[Set exercise] Recast every line of the items below as a JSON list of strings, one string per line, leaving out blank lines.

[Extracted entries]
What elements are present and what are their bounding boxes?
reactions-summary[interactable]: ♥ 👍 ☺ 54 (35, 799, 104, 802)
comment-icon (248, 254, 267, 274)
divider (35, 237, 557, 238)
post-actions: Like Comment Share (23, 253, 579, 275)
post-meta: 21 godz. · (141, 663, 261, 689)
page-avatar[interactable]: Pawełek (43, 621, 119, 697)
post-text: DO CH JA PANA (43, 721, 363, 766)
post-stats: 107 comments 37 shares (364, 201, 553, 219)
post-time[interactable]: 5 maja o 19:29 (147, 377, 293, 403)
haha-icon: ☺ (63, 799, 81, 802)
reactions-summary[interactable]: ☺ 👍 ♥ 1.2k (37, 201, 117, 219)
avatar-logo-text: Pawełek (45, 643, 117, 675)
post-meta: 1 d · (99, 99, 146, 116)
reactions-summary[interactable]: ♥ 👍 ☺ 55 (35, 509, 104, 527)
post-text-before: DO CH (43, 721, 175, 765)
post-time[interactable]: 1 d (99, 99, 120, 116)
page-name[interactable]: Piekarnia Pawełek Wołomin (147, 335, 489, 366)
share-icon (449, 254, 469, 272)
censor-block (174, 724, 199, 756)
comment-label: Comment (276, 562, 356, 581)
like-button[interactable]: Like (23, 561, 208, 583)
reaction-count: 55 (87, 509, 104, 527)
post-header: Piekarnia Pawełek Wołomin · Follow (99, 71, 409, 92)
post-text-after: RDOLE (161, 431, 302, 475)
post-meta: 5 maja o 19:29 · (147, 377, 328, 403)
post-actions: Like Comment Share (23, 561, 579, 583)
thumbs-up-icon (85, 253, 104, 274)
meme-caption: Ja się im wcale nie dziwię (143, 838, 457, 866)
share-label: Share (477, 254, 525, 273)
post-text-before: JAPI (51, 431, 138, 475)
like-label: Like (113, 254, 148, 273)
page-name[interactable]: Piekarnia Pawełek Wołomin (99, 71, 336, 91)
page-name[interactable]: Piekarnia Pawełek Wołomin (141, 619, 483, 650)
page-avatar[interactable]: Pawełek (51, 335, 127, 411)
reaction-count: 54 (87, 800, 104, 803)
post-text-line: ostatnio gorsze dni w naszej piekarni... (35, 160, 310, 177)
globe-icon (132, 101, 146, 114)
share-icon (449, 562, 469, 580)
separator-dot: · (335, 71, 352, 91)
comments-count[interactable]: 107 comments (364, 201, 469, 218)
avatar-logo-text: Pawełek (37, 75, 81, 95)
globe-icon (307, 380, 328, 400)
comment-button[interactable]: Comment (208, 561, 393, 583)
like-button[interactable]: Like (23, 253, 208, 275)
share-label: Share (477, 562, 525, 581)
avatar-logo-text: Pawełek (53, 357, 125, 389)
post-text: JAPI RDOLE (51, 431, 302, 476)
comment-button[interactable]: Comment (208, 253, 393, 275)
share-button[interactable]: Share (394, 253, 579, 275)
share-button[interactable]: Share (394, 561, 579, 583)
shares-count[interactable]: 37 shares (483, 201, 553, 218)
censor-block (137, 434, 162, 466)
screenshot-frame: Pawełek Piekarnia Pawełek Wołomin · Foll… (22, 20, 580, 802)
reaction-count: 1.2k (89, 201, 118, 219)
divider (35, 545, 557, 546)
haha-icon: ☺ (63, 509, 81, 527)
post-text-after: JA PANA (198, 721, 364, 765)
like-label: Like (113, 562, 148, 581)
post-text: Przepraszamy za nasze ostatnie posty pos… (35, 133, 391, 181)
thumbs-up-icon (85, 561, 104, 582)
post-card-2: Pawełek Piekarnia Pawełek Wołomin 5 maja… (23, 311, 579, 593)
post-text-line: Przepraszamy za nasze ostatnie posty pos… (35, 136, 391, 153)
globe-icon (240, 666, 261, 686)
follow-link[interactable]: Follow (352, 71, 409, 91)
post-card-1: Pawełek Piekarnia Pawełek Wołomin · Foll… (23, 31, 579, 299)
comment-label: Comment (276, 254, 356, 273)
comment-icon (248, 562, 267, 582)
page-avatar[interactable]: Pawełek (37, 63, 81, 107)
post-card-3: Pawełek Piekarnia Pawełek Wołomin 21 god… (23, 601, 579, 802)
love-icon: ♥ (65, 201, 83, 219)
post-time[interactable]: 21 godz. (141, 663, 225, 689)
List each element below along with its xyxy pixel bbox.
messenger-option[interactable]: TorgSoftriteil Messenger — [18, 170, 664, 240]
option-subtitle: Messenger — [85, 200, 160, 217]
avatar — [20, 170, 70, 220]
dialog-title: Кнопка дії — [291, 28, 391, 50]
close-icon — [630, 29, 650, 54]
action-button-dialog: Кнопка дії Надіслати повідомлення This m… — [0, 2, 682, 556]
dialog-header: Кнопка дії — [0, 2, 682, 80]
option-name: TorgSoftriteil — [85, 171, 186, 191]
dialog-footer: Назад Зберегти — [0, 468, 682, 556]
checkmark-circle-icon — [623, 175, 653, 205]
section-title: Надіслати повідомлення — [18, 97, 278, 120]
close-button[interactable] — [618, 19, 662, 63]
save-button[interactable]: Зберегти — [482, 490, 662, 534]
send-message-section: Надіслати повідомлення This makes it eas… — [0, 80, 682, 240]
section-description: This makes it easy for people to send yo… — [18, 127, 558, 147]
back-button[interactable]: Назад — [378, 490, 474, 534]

[Right answer]
[
  "What elements are present and what are their bounding boxes?",
  "reactions-summary[interactable]: ♥ 👍 ☺ 54 (35, 799, 104, 802)",
  "comment-icon (248, 254, 267, 274)",
  "divider (35, 237, 557, 238)",
  "post-actions: Like Comment Share (23, 253, 579, 275)",
  "post-meta: 21 godz. · (141, 663, 261, 689)",
  "page-avatar[interactable]: Pawełek (43, 621, 119, 697)",
  "post-text: DO CH JA PANA (43, 721, 363, 766)",
  "post-stats: 107 comments 37 shares (364, 201, 553, 219)",
  "post-time[interactable]: 5 maja o 19:29 (147, 377, 293, 403)",
  "haha-icon: ☺ (63, 799, 81, 802)",
  "reactions-summary[interactable]: ☺ 👍 ♥ 1.2k (37, 201, 117, 219)",
  "avatar-logo-text: Pawełek (45, 643, 117, 675)",
  "post-meta: 1 d · (99, 99, 146, 116)",
  "reactions-summary[interactable]: ♥ 👍 ☺ 55 (35, 509, 104, 527)",
  "post-text-before: DO CH (43, 721, 175, 765)",
  "post-time[interactable]: 1 d (99, 99, 120, 116)",
  "page-name[interactable]: Piekarnia Pawełek Wołomin (147, 335, 489, 366)",
  "share-icon (449, 254, 469, 272)",
  "censor-block (174, 724, 199, 756)",
  "comment-label: Comment (276, 562, 356, 581)",
  "like-button[interactable]: Like (23, 561, 208, 583)",
  "reaction-count: 55 (87, 509, 104, 527)",
  "post-header: Piekarnia Pawełek Wołomin · Follow (99, 71, 409, 92)",
  "post-text-after: RDOLE (161, 431, 302, 475)",
  "post-meta: 5 maja o 19:29 · (147, 377, 328, 403)",
  "post-actions: Like Comment Share (23, 561, 579, 583)",
  "thumbs-up-icon (85, 253, 104, 274)",
  "meme-caption: Ja się im wcale nie dziwię (143, 838, 457, 866)",
  "share-label: Share (477, 254, 525, 273)",
  "post-text-before: JAPI (51, 431, 138, 475)",
  "like-label: Like (113, 254, 148, 273)",
  "page-name[interactable]: Piekarnia Pawełek Wołomin (99, 71, 336, 91)",
  "page-name[interactable]: Piekarnia Pawełek Wołomin (141, 619, 483, 650)",
  "page-avatar[interactable]: Pawełek (51, 335, 127, 411)",
  "reaction-count: 54 (87, 800, 104, 803)",
  "post-text-line: ostatnio gorsze dni w naszej piekarni... (35, 160, 310, 177)",
  "globe-icon (132, 101, 146, 114)",
  "share-icon (449, 562, 469, 580)",
  "separator-dot: · (335, 71, 352, 91)",
  "comments-count[interactable]: 107 comments (364, 201, 469, 218)",
  "avatar-logo-text: Pawełek (37, 75, 81, 95)",
  "globe-icon (307, 380, 328, 400)",
  "comment-button[interactable]: Comment (208, 561, 393, 583)",
  "like-button[interactable]: Like (23, 253, 208, 275)",
  "share-label: Share (477, 562, 525, 581)",
  "avatar-logo-text: Pawełek (53, 357, 125, 389)",
  "post-text: JAPI RDOLE (51, 431, 302, 476)",
  "comment-button[interactable]: Comment (208, 253, 393, 275)",
  "share-button[interactable]: Share (394, 253, 579, 275)",
  "share-button[interactable]: Share (394, 561, 579, 583)",
  "shares-count[interactable]: 37 shares (483, 201, 553, 218)",
  "censor-block (137, 434, 162, 466)",
  "screenshot-frame: Pawełek Piekarnia Pawełek Wołomin · Foll… (22, 20, 580, 802)",
  "reaction-count: 1.2k (89, 201, 118, 219)",
  "divider (35, 545, 557, 546)",
  "haha-icon: ☺ (63, 509, 81, 527)",
  "post-text-after: JA PANA (198, 721, 364, 765)",
  "like-label: Like (113, 562, 148, 581)",
  "post-text: Przepraszamy za nasze ostatnie posty pos… (35, 133, 391, 181)",
  "thumbs-up-icon (85, 561, 104, 582)",
  "post-card-2: Pawełek Piekarnia Pawełek Wołomin 5 maja… (23, 311, 579, 593)",
  "post-text-line: Przepraszamy za nasze ostatnie posty pos… (35, 136, 391, 153)",
  "globe-icon (240, 666, 261, 686)",
  "follow-link[interactable]: Follow (352, 71, 409, 91)",
  "post-card-1: Pawełek Piekarnia Pawełek Wołomin · Foll… (23, 31, 579, 299)",
  "comment-label: Comment (276, 254, 356, 273)",
  "comment-icon (248, 562, 267, 582)",
  "page-avatar[interactable]: Pawełek (37, 63, 81, 107)",
  "post-card-3: Pawełek Piekarnia Pawełek Wołomin 21 god… (23, 601, 579, 802)",
  "love-icon: ♥ (65, 201, 83, 219)",
  "post-time[interactable]: 21 godz. (141, 663, 225, 689)",
  "List each element below along with its xyxy pixel bbox.",
  "messenger-option[interactable]: TorgSoftriteil Messenger — [18, 170, 664, 240]",
  "option-subtitle: Messenger — [85, 200, 160, 217]",
  "avatar — [20, 170, 70, 220]",
  "dialog-title: Кнопка дії — [291, 28, 391, 50]",
  "close-icon — [630, 29, 650, 54]",
  "action-button-dialog: Кнопка дії Надіслати повідомлення This m… — [0, 2, 682, 556]",
  "dialog-header: Кнопка дії — [0, 2, 682, 80]",
  "option-name: TorgSoftriteil — [85, 171, 186, 191]",
  "dialog-footer: Назад Зберегти — [0, 468, 682, 556]",
  "checkmark-circle-icon — [623, 175, 653, 205]",
  "section-title: Надіслати повідомлення — [18, 97, 278, 120]",
  "close-button[interactable] — [618, 19, 662, 63]",
  "save-button[interactable]: Зберегти — [482, 490, 662, 534]",
  "send-message-section: Надіслати повідомлення This makes it eas… — [0, 80, 682, 240]",
  "section-description: This makes it easy for people to send yo… — [18, 127, 558, 147]",
  "back-button[interactable]: Назад — [378, 490, 474, 534]"
]